─── MATERIAL SUPPLIED ───

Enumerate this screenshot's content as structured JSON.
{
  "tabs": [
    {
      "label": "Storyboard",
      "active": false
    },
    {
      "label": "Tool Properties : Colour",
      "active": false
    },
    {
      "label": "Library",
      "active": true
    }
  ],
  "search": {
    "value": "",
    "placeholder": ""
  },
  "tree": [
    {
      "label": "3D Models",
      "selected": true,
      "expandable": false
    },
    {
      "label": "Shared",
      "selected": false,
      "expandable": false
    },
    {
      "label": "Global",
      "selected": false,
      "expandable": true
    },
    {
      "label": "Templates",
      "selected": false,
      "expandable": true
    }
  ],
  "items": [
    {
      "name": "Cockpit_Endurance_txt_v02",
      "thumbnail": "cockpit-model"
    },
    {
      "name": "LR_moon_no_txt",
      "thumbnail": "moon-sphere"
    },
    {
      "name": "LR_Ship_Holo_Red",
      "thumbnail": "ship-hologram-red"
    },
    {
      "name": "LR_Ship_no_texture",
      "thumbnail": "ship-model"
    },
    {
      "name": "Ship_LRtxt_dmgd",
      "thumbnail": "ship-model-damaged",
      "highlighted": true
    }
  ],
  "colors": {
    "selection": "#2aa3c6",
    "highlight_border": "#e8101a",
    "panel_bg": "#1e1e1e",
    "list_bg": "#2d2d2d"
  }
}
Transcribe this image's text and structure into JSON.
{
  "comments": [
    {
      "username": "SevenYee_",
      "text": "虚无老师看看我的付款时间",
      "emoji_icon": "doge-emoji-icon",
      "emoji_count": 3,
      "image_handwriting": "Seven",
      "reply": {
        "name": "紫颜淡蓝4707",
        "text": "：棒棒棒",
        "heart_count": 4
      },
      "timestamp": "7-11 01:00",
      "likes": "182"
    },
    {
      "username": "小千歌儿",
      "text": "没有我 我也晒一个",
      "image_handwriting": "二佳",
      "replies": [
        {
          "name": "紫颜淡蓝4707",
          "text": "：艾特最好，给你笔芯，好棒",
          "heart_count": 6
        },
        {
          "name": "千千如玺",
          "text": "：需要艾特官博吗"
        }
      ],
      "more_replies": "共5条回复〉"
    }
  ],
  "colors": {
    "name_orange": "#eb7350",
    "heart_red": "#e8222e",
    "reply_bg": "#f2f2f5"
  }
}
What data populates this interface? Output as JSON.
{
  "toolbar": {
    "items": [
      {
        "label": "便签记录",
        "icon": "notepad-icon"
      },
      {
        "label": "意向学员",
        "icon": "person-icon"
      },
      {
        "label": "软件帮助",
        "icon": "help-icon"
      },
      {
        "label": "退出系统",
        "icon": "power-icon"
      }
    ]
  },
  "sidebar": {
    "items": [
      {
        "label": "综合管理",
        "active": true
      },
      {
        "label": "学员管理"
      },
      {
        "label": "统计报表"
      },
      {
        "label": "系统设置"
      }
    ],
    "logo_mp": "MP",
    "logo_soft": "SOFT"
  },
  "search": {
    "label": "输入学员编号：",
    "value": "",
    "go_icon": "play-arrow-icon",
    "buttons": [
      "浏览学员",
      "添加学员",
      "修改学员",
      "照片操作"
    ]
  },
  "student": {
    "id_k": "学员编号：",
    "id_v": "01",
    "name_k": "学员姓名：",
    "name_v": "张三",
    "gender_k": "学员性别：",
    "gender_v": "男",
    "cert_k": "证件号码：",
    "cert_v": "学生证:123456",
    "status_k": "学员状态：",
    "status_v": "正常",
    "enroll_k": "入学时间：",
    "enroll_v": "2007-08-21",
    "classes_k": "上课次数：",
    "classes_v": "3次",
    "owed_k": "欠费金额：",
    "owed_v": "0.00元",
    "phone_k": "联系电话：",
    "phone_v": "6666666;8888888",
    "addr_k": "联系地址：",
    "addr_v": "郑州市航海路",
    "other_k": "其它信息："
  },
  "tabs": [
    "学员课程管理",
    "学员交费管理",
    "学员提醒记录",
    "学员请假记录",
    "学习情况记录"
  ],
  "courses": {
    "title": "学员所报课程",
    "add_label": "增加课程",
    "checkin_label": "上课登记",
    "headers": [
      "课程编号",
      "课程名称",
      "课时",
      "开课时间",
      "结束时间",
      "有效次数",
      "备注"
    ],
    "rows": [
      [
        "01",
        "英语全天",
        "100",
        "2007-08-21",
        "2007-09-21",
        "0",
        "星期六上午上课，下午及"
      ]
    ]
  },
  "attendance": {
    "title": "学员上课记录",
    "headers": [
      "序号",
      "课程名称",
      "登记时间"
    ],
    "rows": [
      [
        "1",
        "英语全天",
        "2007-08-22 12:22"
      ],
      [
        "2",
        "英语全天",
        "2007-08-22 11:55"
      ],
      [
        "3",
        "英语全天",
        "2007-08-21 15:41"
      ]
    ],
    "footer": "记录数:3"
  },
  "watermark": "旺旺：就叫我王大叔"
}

───

Your task is to print the whole listing again exactly.

> _COMPLETE ANSWER_:
Enumerate this screenshot's content as structured JSON.
{
  "tabs": [
    {
      "label": "Storyboard",
      "active": false
    },
    {
      "label": "Tool Properties : Colour",
      "active": false
    },
    {
      "label": "Library",
      "active": true
    }
  ],
  "search": {
    "value": "",
    "placeholder": ""
  },
  "tree": [
    {
      "label": "3D Models",
      "selected": true,
      "expandable": false
    },
    {
      "label": "Shared",
      "selected": false,
      "expandable": false
    },
    {
      "label": "Global",
      "selected": false,
      "expandable": true
    },
    {
      "label": "Templates",
      "selected": false,
      "expandable": true
    }
  ],
  "items": [
    {
      "name": "Cockpit_Endurance_txt_v02",
      "thumbnail": "cockpit-model"
    },
    {
      "name": "LR_moon_no_txt",
      "thumbnail": "moon-sphere"
    },
    {
      "name": "LR_Ship_Holo_Red",
      "thumbnail": "ship-hologram-red"
    },
    {
      "name": "LR_Ship_no_texture",
      "thumbnail": "ship-model"
    },
    {
      "name": "Ship_LRtxt_dmgd",
      "thumbnail": "ship-model-damaged",
      "highlighted": true
    }
  ],
  "colors": {
    "selection": "#2aa3c6",
    "highlight_border": "#e8101a",
    "panel_bg": "#1e1e1e",
    "list_bg": "#2d2d2d"
  }
}
Transcribe this image's text and structure into JSON.
{
  "comments": [
    {
      "username": "SevenYee_",
      "text": "虚无老师看看我的付款时间",
      "emoji_icon": "doge-emoji-icon",
      "emoji_count": 3,
      "image_handwriting": "Seven",
      "reply": {
        "name": "紫颜淡蓝4707",
        "text": "：棒棒棒",
        "heart_count": 4
      },
      "timestamp": "7-11 01:00",
      "likes": "182"
    },
    {
      "username": "小千歌儿",
      "text": "没有我 我也晒一个",
      "image_handwriting": "二佳",
      "replies": [
        {
          "name": "紫颜淡蓝4707",
          "text": "：艾特最好，给你笔芯，好棒",
          "heart_count": 6
        },
        {
          "name": "千千如玺",
          "text": "：需要艾特官博吗"
        }
      ],
      "more_replies": "共5条回复〉"
    }
  ],
  "colors": {
    "name_orange": "#eb7350",
    "heart_red": "#e8222e",
    "reply_bg": "#f2f2f5"
  }
}
What data populates this interface? Output as JSON.
{
  "toolbar": {
    "items": [
      {
        "label": "便签记录",
        "icon": "notepad-icon"
      },
      {
        "label": "意向学员",
        "icon": "person-icon"
      },
      {
        "label": "软件帮助",
        "icon": "help-icon"
      },
      {
        "label": "退出系统",
        "icon": "power-icon"
      }
    ]
  },
  "sidebar": {
    "items": [
      {
        "label": "综合管理",
        "active": true
      },
      {
        "label": "学员管理"
      },
      {
        "label": "统计报表"
      },
      {
        "label": "系统设置"
      }
    ],
    "logo_mp": "MP",
    "logo_soft": "SOFT"
  },
  "search": {
    "label": "输入学员编号：",
    "value": "",
    "go_icon": "play-arrow-icon",
    "buttons": [
      "浏览学员",
      "添加学员",
      "修改学员",
      "照片操作"
    ]
  },
  "student": {
    "id_k": "学员编号：",
    "id_v": "01",
    "name_k": "学员姓名：",
    "name_v": "张三",
    "gender_k": "学员性别：",
    "gender_v": "男",
    "cert_k": "证件号码：",
    "cert_v": "学生证:123456",
    "status_k": "学员状态：",
    "status_v": "正常",
    "enroll_k": "入学时间：",
    "enroll_v": "2007-08-21",
    "classes_k": "上课次数：",
    "classes_v": "3次",
    "owed_k": "欠费金额：",
    "owed_v": "0.00元",
    "phone_k": "联系电话：",
    "phone_v": "6666666;8888888",
    "addr_k": "联系地址：",
    "addr_v": "郑州市航海路",
    "other_k": "其它信息："
  },
  "tabs": [
    "学员课程管理",
    "学员交费管理",
    "学员提醒记录",
    "学员请假记录",
    "学习情况记录"
  ],
  "courses": {
    "title": "学员所报课程",
    "add_label": "增加课程",
    "checkin_label": "上课登记",
    "headers": [
      "课程编号",
      "课程名称",
      "课时",
      "开课时间",
      "结束时间",
      "有效次数",
      "备注"
    ],
    "rows": [
      [
        "01",
        "英语全天",
        "100",
        "2007-08-21",
        "2007-09-21",
        "0",
        "星期六上午上课，下午及"
      ]
    ]
  },
  "attendance": {
    "title": "学员上课记录",
    "headers": [
      "序号",
      "课程名称",
      "登记时间"
    ],
    "rows": [
      [
        "1",
        "英语全天",
        "2007-08-22 12:22"
      ],
      [
        "2",
        "英语全天",
        "2007-08-22 11:55"
      ],
      [
        "3",
        "英语全天",
        "2007-08-21 15:41"
      ]
    ],
    "footer": "记录数:3"
  },
  "watermark": "旺旺：就叫我王大叔"
}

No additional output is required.